--- TASK TO COMPLETE ---
Would you restate all the data that follows, word for word?

(Dataset entries)
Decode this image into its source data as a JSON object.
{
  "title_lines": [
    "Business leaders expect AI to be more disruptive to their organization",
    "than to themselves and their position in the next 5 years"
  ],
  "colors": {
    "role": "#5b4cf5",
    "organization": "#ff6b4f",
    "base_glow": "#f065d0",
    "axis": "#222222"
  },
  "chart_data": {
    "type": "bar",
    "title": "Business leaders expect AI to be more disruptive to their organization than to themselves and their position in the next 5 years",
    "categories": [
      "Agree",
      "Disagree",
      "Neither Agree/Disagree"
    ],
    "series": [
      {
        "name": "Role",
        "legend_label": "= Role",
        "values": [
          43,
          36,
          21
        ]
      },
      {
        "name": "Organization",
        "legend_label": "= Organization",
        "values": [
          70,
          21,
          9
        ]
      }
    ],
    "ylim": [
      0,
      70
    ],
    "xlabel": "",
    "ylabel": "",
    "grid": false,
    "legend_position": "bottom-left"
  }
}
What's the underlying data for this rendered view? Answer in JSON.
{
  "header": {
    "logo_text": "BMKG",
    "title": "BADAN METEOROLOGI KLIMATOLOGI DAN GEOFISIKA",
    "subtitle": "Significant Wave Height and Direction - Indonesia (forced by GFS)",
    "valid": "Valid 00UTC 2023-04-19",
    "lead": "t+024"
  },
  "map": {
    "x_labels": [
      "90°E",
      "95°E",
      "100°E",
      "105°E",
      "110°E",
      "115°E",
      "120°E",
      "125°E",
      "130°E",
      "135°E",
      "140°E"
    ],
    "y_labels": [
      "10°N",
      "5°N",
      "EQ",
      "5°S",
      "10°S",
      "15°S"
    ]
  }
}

--- SOLUTION FOR THIS EXERCISE ---
Decode this image into its source data as a JSON object.
{
  "title_lines": [
    "Business leaders expect AI to be more disruptive to their organization",
    "than to themselves and their position in the next 5 years"
  ],
  "colors": {
    "role": "#5b4cf5",
    "organization": "#ff6b4f",
    "base_glow": "#f065d0",
    "axis": "#222222"
  },
  "chart_data": {
    "type": "bar",
    "title": "Business leaders expect AI to be more disruptive to their organization than to themselves and their position in the next 5 years",
    "categories": [
      "Agree",
      "Disagree",
      "Neither Agree/Disagree"
    ],
    "series": [
      {
        "name": "Role",
        "legend_label": "= Role",
        "values": [
          43,
          36,
          21
        ]
      },
      {
        "name": "Organization",
        "legend_label": "= Organization",
        "values": [
          70,
          21,
          9
        ]
      }
    ],
    "ylim": [
      0,
      70
    ],
    "xlabel": "",
    "ylabel": "",
    "grid": false,
    "legend_position": "bottom-left"
  }
}
What's the underlying data for this rendered view? Answer in JSON.
{
  "header": {
    "logo_text": "BMKG",
    "title": "BADAN METEOROLOGI KLIMATOLOGI DAN GEOFISIKA",
    "subtitle": "Significant Wave Height and Direction - Indonesia (forced by GFS)",
    "valid": "Valid 00UTC 2023-04-19",
    "lead": "t+024"
  },
  "map": {
    "x_labels": [
      "90°E",
      "95°E",
      "100°E",
      "105°E",
      "110°E",
      "115°E",
      "120°E",
      "125°E",
      "130°E",
      "135°E",
      "140°E"
    ],
    "y_labels": [
      "10°N",
      "5°N",
      "EQ",
      "5°S",
      "10°S",
      "15°S"
    ]
  }
}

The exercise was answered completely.